Extract all lines that hold "step" from the records below.

[Stored dataset items]
• • • • • • •
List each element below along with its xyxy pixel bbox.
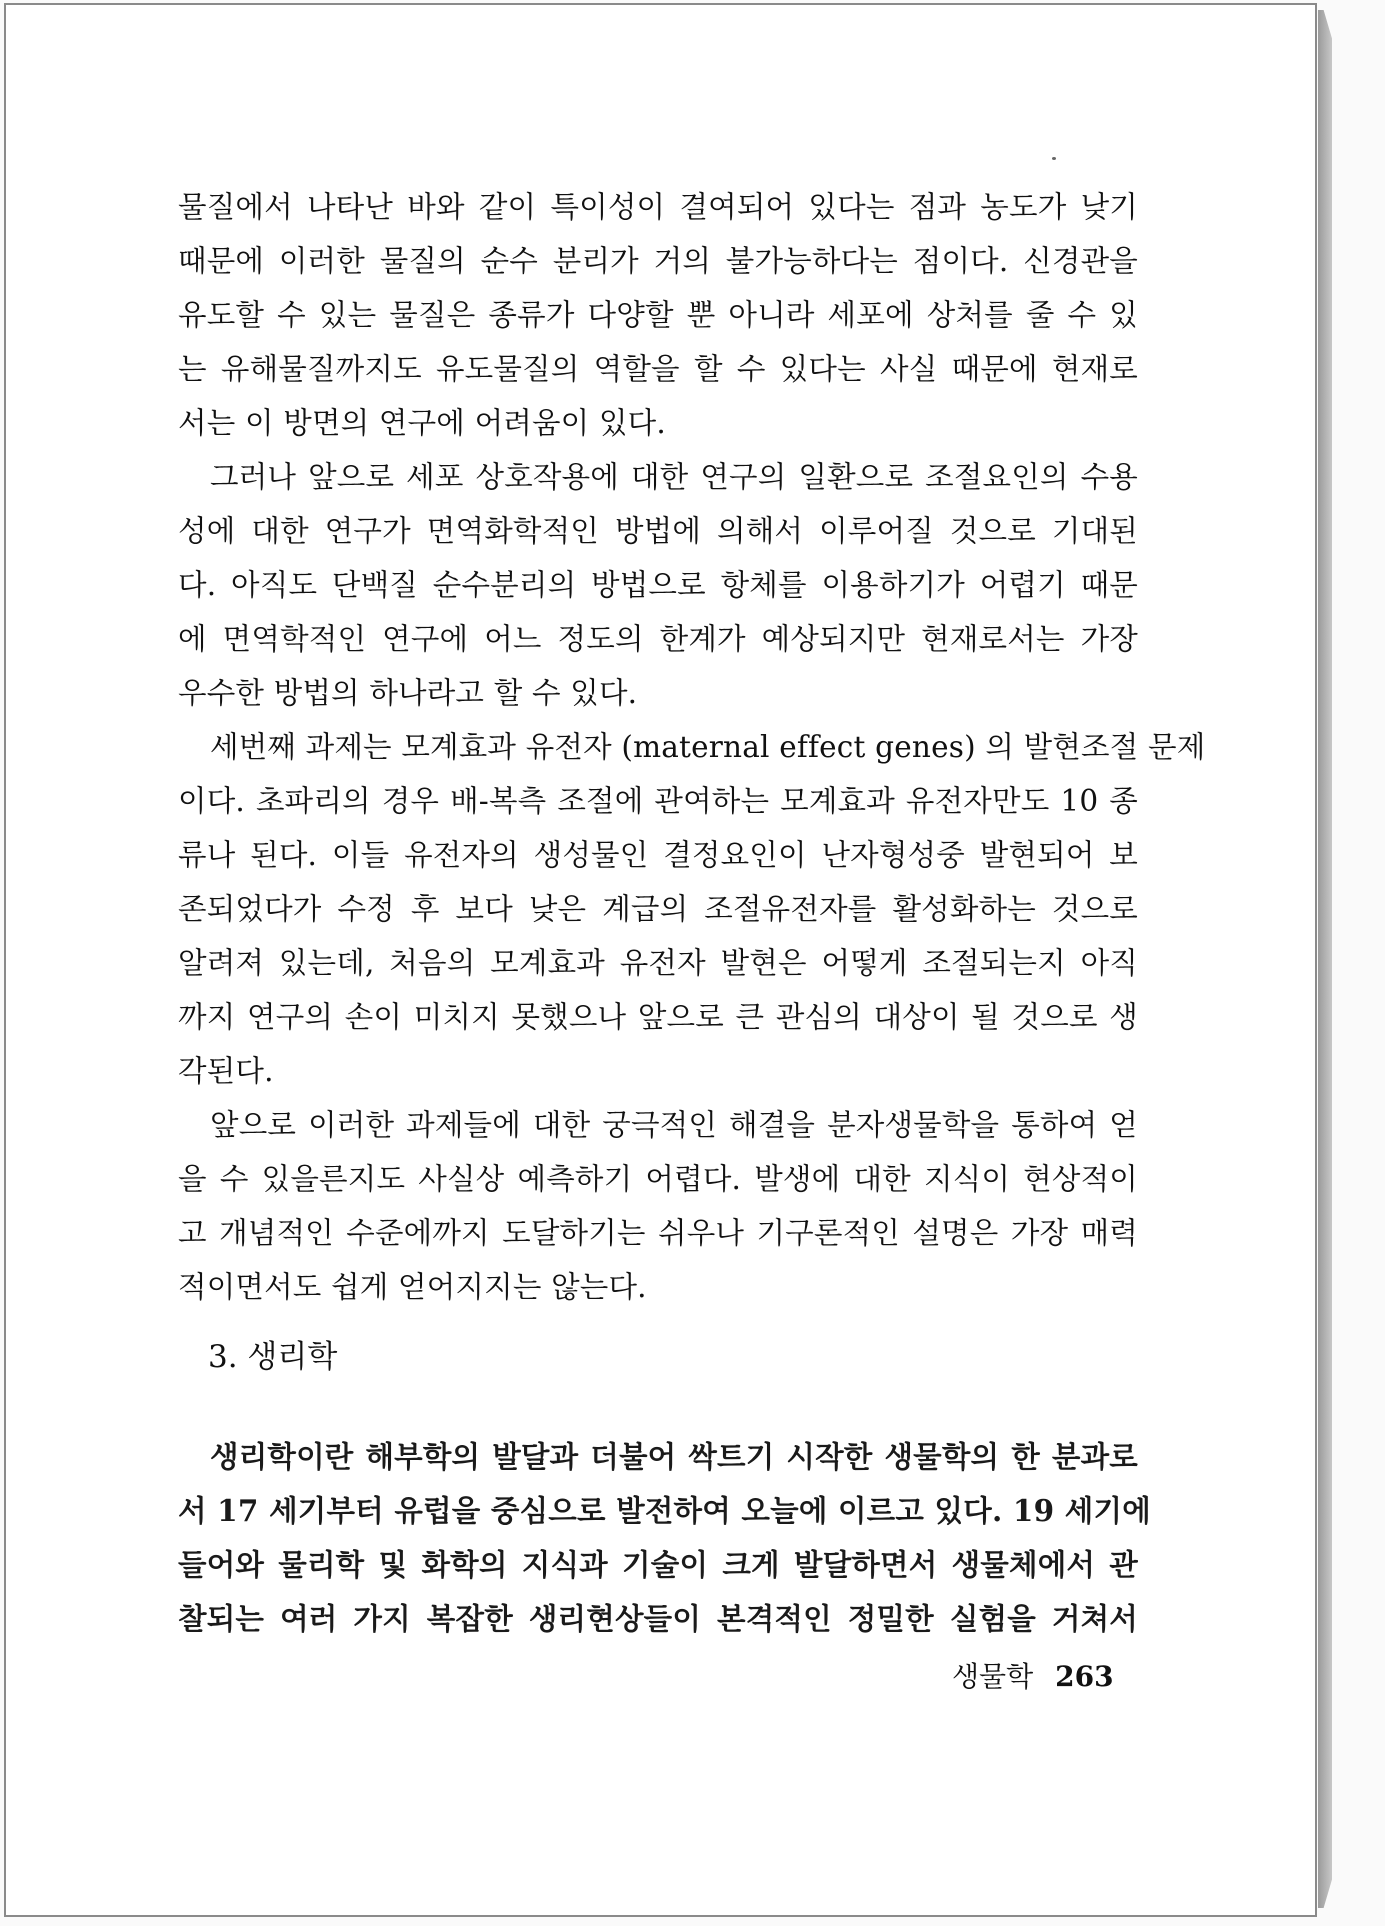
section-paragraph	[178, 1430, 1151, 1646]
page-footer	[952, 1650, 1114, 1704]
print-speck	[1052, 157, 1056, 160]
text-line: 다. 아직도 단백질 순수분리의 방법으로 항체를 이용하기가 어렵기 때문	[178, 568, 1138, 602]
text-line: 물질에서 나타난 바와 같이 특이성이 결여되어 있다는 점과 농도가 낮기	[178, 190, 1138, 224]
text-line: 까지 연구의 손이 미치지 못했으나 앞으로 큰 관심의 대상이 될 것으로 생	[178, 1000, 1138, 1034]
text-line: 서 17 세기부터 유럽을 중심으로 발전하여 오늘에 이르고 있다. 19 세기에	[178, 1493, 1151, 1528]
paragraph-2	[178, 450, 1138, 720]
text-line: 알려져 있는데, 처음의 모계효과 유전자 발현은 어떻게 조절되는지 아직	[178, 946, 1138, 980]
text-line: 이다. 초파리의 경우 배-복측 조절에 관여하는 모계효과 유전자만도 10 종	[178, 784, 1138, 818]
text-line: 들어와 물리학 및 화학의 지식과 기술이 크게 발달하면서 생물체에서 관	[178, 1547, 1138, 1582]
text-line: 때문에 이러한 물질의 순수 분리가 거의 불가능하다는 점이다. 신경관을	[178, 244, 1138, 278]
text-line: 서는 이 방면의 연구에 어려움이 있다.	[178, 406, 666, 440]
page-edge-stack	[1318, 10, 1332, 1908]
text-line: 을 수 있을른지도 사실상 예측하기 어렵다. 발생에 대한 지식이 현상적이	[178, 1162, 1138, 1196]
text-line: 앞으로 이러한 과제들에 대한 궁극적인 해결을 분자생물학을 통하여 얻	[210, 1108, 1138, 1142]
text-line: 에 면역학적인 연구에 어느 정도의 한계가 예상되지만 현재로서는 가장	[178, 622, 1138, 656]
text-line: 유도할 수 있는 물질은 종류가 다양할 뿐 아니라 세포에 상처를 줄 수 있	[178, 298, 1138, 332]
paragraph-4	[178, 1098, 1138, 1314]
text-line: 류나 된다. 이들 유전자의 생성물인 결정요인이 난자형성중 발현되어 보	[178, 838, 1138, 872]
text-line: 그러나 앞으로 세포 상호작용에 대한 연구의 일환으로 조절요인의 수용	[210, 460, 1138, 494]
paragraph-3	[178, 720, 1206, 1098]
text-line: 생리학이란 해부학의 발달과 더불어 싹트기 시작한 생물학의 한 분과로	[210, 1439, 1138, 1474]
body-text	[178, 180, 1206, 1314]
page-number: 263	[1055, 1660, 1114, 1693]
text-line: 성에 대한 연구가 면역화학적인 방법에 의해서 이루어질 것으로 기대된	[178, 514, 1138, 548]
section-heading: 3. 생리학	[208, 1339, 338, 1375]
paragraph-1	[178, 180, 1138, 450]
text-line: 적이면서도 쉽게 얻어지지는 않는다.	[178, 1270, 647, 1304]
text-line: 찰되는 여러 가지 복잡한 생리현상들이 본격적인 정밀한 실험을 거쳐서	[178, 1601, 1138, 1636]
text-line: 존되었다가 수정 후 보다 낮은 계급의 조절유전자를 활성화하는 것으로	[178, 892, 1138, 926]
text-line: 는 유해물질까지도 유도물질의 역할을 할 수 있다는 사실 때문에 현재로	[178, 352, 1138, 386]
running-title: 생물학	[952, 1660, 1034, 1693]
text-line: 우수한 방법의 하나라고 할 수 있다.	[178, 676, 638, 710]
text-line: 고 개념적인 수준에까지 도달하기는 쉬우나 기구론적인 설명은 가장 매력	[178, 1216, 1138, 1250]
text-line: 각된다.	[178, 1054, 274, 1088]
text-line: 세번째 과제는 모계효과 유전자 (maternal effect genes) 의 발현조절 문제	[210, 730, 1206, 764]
• • • • • • •
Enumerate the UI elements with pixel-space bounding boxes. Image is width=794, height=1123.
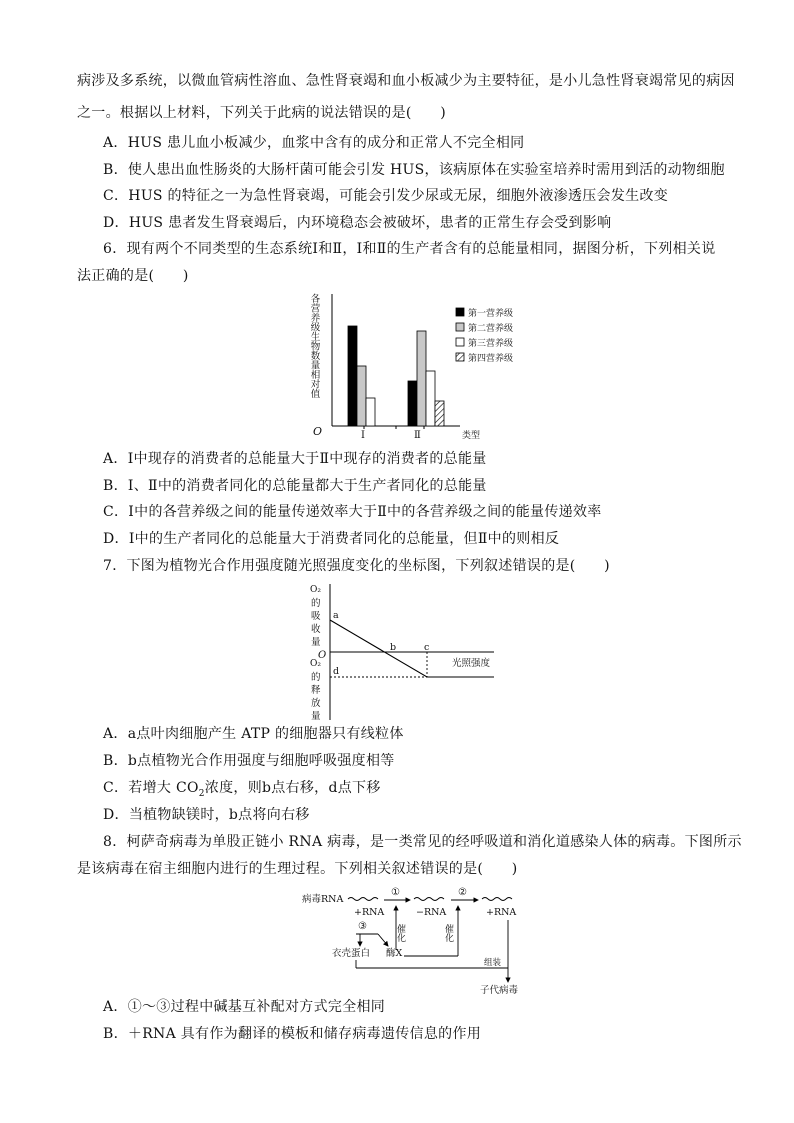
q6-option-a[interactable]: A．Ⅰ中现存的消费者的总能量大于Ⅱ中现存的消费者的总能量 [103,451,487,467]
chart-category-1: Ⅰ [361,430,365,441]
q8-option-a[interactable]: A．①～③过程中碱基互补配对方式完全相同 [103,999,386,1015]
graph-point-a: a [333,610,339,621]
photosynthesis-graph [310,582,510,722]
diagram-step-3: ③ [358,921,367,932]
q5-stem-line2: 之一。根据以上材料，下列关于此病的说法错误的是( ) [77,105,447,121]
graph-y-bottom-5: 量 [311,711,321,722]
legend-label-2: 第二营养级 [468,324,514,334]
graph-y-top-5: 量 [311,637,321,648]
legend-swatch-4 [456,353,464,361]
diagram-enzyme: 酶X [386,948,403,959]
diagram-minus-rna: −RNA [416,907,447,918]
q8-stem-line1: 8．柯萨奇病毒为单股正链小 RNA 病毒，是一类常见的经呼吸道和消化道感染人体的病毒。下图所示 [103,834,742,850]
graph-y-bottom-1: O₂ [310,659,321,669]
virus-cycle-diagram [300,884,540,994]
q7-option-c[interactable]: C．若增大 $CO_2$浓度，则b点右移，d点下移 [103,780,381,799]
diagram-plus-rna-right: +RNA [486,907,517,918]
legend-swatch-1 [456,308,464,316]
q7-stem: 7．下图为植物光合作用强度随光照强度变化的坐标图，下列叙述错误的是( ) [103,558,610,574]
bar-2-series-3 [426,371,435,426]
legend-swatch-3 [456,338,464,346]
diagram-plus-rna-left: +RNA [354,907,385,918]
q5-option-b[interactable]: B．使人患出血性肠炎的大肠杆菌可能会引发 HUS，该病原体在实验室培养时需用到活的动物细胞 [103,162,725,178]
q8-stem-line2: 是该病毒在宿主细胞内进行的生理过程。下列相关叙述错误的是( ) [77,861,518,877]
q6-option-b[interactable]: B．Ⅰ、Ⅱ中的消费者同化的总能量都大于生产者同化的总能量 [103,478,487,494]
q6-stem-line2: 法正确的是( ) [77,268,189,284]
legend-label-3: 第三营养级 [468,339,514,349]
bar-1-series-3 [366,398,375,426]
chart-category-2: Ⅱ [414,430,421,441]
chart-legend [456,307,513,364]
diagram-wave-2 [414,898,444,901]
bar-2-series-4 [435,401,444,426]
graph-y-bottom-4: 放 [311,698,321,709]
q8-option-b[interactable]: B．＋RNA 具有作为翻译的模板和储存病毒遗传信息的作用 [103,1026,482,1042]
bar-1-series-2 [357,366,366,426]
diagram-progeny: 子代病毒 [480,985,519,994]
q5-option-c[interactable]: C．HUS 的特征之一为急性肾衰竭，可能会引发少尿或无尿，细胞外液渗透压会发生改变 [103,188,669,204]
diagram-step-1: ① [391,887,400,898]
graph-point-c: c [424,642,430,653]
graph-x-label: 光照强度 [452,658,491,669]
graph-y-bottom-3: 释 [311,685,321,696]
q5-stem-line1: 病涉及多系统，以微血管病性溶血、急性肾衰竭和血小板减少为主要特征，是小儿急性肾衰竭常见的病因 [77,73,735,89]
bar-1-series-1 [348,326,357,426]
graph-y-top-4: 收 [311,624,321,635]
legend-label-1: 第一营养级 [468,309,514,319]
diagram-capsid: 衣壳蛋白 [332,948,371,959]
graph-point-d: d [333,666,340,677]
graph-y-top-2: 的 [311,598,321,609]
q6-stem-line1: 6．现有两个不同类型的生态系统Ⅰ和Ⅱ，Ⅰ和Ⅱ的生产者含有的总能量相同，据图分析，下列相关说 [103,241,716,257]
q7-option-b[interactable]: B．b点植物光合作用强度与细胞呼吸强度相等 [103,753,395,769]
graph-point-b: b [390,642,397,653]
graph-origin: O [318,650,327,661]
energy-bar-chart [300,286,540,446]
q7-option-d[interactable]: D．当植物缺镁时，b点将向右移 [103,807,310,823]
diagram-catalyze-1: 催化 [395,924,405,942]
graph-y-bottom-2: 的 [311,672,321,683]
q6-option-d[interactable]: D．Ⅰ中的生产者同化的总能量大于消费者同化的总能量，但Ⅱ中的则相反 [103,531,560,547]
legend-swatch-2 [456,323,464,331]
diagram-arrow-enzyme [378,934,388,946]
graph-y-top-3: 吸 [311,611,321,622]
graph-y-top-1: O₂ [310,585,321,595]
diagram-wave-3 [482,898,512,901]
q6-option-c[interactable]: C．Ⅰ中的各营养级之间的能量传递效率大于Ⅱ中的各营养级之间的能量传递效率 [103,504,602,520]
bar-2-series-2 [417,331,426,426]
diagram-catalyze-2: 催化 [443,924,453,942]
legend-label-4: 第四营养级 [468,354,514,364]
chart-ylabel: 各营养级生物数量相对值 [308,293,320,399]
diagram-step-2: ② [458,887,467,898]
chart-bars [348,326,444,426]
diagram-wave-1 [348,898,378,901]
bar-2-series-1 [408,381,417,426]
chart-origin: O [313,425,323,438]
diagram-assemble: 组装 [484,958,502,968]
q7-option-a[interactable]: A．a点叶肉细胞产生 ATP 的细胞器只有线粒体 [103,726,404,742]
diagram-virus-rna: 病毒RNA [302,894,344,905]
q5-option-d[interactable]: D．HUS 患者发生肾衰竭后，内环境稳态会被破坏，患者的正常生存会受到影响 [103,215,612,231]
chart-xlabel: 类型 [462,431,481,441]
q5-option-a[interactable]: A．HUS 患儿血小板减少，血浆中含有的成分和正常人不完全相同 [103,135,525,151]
• • • • • • •
FINISHED TASK:
diagram-step-3: ③ [358,921,367,932]
diagram-step-1: ① [391,887,400,898]
diagram-step-2: ② [458,887,467,898]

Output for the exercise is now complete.